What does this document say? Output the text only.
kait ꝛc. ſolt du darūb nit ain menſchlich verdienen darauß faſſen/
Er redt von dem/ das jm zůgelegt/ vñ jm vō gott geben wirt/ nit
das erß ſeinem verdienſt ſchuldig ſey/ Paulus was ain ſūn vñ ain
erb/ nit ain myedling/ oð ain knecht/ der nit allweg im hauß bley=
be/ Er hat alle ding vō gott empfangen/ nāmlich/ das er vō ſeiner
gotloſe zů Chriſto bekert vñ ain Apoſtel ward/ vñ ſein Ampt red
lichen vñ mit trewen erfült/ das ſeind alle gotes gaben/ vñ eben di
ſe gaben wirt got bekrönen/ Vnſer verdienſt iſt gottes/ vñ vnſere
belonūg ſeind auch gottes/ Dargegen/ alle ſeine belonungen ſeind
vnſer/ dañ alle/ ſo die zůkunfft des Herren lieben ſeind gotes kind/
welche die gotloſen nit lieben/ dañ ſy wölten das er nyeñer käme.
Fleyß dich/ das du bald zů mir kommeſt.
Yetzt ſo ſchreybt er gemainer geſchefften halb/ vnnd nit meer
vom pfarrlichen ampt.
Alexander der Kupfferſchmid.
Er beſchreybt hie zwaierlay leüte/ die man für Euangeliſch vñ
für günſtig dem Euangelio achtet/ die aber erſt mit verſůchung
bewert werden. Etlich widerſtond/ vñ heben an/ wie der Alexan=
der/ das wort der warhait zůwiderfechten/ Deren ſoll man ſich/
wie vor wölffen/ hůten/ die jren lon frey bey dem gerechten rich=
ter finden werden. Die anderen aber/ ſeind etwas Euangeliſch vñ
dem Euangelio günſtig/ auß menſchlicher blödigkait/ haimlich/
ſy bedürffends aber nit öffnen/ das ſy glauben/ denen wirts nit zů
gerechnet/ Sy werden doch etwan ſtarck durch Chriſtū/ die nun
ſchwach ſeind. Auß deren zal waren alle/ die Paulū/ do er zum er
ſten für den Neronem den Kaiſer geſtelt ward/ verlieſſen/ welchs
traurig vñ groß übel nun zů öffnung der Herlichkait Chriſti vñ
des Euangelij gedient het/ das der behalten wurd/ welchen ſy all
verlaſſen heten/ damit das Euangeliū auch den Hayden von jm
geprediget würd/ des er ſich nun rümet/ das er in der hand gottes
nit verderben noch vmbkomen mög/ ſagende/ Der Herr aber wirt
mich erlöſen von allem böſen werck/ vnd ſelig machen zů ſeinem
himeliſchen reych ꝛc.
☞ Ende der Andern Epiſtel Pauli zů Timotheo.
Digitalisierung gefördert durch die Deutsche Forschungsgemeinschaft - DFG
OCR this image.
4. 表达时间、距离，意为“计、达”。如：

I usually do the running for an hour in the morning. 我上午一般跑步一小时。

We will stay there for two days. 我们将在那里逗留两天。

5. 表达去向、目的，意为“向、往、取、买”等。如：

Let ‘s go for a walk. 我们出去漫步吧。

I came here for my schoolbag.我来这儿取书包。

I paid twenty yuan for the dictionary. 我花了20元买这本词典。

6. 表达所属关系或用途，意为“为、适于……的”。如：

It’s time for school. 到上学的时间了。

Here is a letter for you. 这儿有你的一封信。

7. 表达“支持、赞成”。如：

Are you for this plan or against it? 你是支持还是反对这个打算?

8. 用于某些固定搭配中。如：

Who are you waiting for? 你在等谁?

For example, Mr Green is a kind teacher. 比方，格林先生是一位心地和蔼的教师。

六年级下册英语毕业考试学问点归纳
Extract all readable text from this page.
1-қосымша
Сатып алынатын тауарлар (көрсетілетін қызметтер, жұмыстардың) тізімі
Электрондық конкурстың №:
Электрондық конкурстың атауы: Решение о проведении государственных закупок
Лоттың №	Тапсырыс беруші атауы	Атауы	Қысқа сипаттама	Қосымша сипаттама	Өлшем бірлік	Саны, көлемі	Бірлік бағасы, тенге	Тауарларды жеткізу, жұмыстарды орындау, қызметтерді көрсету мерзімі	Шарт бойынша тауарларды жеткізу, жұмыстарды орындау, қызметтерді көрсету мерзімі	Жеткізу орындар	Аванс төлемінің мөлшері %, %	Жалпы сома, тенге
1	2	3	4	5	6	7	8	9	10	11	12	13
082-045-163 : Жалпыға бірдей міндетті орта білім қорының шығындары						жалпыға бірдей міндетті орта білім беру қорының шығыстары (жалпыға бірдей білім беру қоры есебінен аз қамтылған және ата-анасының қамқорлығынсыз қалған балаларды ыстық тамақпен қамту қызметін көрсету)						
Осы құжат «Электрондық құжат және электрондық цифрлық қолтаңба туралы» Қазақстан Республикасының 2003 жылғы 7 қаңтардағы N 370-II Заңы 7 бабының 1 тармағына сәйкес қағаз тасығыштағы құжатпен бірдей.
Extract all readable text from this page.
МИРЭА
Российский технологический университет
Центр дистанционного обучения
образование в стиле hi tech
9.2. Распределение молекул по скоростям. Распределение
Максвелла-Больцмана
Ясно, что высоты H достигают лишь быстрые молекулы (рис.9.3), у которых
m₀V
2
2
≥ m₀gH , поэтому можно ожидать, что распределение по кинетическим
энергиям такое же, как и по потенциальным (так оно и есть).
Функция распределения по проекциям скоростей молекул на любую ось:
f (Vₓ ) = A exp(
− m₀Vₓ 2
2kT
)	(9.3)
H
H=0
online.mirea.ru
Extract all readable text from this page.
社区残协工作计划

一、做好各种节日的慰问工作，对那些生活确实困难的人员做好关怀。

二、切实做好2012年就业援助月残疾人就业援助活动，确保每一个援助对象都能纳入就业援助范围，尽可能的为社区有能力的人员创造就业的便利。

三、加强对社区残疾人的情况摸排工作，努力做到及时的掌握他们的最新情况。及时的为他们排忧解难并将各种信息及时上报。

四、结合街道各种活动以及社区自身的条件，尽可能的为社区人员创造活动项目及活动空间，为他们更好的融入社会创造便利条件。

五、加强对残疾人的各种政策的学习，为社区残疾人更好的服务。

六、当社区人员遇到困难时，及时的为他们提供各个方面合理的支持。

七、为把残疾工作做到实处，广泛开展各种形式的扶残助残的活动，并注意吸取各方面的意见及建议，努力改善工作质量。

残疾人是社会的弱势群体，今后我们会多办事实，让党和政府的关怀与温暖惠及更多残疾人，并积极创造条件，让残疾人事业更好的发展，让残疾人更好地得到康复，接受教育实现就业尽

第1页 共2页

+ + + + +

Repeat the data in its entirety, character for character.

What does this document say? Output the text only.
kait ꝛc. ſolt du darūb nit ain menſchlich verdienen darauß faſſen/
Er redt von dem/ das jm zůgelegt/ vñ jm vō gott geben wirt/ nit
das erß ſeinem verdienſt ſchuldig ſey/ Paulus was ain ſūn vñ ain
erb/ nit ain myedling/ oð ain knecht/ der nit allweg im hauß bley=
be/ Er hat alle ding vō gott empfangen/ nāmlich/ das er vō ſeiner
gotloſe zů Chriſto bekert vñ ain Apoſtel ward/ vñ ſein Ampt red
lichen vñ mit trewen erfült/ das ſeind alle gotes gaben/ vñ eben di
ſe gaben wirt got bekrönen/ Vnſer verdienſt iſt gottes/ vñ vnſere
belonūg ſeind auch gottes/ Dargegen/ alle ſeine belonungen ſeind
vnſer/ dañ alle/ ſo die zůkunfft des Herren lieben ſeind gotes kind/
welche die gotloſen nit lieben/ dañ ſy wölten das er nyeñer käme.
Fleyß dich/ das du bald zů mir kommeſt.
Yetzt ſo ſchreybt er gemainer geſchefften halb/ vnnd nit meer
vom pfarrlichen ampt.
Alexander der Kupfferſchmid.
Er beſchreybt hie zwaierlay leüte/ die man für Euangeliſch vñ
für günſtig dem Euangelio achtet/ die aber erſt mit verſůchung
bewert werden. Etlich widerſtond/ vñ heben an/ wie der Alexan=
der/ das wort der warhait zůwiderfechten/ Deren ſoll man ſich/
wie vor wölffen/ hůten/ die jren lon frey bey dem gerechten rich=
ter finden werden. Die anderen aber/ ſeind etwas Euangeliſch vñ
dem Euangelio günſtig/ auß menſchlicher blödigkait/ haimlich/
ſy bedürffends aber nit öffnen/ das ſy glauben/ denen wirts nit zů
gerechnet/ Sy werden doch etwan ſtarck durch Chriſtū/ die nun
ſchwach ſeind. Auß deren zal waren alle/ die Paulū/ do er zum er
ſten für den Neronem den Kaiſer geſtelt ward/ verlieſſen/ welchs
traurig vñ groß übel nun zů öffnung der Herlichkait Chriſti vñ
des Euangelij gedient het/ das der behalten wurd/ welchen ſy all
verlaſſen heten/ damit das Euangeliū auch den Hayden von jm
geprediget würd/ des er ſich nun rümet/ das er in der hand gottes
nit verderben noch vmbkomen mög/ ſagende/ Der Herr aber wirt
mich erlöſen von allem böſen werck/ vnd ſelig machen zů ſeinem
himeliſchen reych ꝛc.
☞ Ende der Andern Epiſtel Pauli zů Timotheo.
Digitalisierung gefördert durch die Deutsche Forschungsgemeinschaft - DFG
OCR this image.
4. 表达时间、距离，意为“计、达”。如：

I usually do the running for an hour in the morning. 我上午一般跑步一小时。

We will stay there for two days. 我们将在那里逗留两天。

5. 表达去向、目的，意为“向、往、取、买”等。如：

Let ‘s go for a walk. 我们出去漫步吧。

I came here for my schoolbag.我来这儿取书包。

I paid twenty yuan for the dictionary. 我花了20元买这本词典。

6. 表达所属关系或用途，意为“为、适于……的”。如：

It’s time for school. 到上学的时间了。

Here is a letter for you. 这儿有你的一封信。

7. 表达“支持、赞成”。如：

Are you for this plan or against it? 你是支持还是反对这个打算?

8. 用于某些固定搭配中。如：

Who are you waiting for? 你在等谁?

For example, Mr Green is a kind teacher. 比方，格林先生是一位心地和蔼的教师。

六年级下册英语毕业考试学问点归纳
Extract all readable text from this page.
1-қосымша
Сатып алынатын тауарлар (көрсетілетін қызметтер, жұмыстардың) тізімі
Электрондық конкурстың №:
Электрондық конкурстың атауы: Решение о проведении государственных закупок
Лоттың №	Тапсырыс беруші атауы	Атауы	Қысқа сипаттама	Қосымша сипаттама	Өлшем бірлік	Саны, көлемі	Бірлік бағасы, тенге	Тауарларды жеткізу, жұмыстарды орындау, қызметтерді көрсету мерзімі	Шарт бойынша тауарларды жеткізу, жұмыстарды орындау, қызметтерді көрсету мерзімі	Жеткізу орындар	Аванс төлемінің мөлшері %, %	Жалпы сома, тенге
1	2	3	4	5	6	7	8	9	10	11	12	13
082-045-163 : Жалпыға бірдей міндетті орта білім қорының шығындары						жалпыға бірдей міндетті орта білім беру қорының шығыстары (жалпыға бірдей білім беру қоры есебінен аз қамтылған және ата-анасының қамқорлығынсыз қалған балаларды ыстық тамақпен қамту қызметін көрсету)						
Осы құжат «Электрондық құжат және электрондық цифрлық қолтаңба туралы» Қазақстан Республикасының 2003 жылғы 7 қаңтардағы N 370-II Заңы 7 бабының 1 тармағына сәйкес қағаз тасығыштағы құжатпен бірдей.
Extract all readable text from this page.
МИРЭА
Российский технологический университет
Центр дистанционного обучения
образование в стиле hi tech
9.2. Распределение молекул по скоростям. Распределение
Максвелла-Больцмана
Ясно, что высоты H достигают лишь быстрые молекулы (рис.9.3), у которых
m₀V
2
2
≥ m₀gH , поэтому можно ожидать, что распределение по кинетическим
энергиям такое же, как и по потенциальным (так оно и есть).
Функция распределения по проекциям скоростей молекул на любую ось:
f (Vₓ ) = A exp(
− m₀Vₓ 2
2kT
)	(9.3)
H
H=0
online.mirea.ru
Extract all readable text from this page.
社区残协工作计划

一、做好各种节日的慰问工作，对那些生活确实困难的人员做好关怀。

二、切实做好2012年就业援助月残疾人就业援助活动，确保每一个援助对象都能纳入就业援助范围，尽可能的为社区有能力的人员创造就业的便利。

三、加强对社区残疾人的情况摸排工作，努力做到及时的掌握他们的最新情况。及时的为他们排忧解难并将各种信息及时上报。

四、结合街道各种活动以及社区自身的条件，尽可能的为社区人员创造活动项目及活动空间，为他们更好的融入社会创造便利条件。

五、加强对残疾人的各种政策的学习，为社区残疾人更好的服务。

六、当社区人员遇到困难时，及时的为他们提供各个方面合理的支持。

七、为把残疾工作做到实处，广泛开展各种形式的扶残助残的活动，并注意吸取各方面的意见及建议，努力改善工作质量。

残疾人是社会的弱势群体，今后我们会多办事实，让党和政府的关怀与温暖惠及更多残疾人，并积极创造条件，让残疾人事业更好的发展，让残疾人更好地得到康复，接受教育实现就业尽

第1页 共2页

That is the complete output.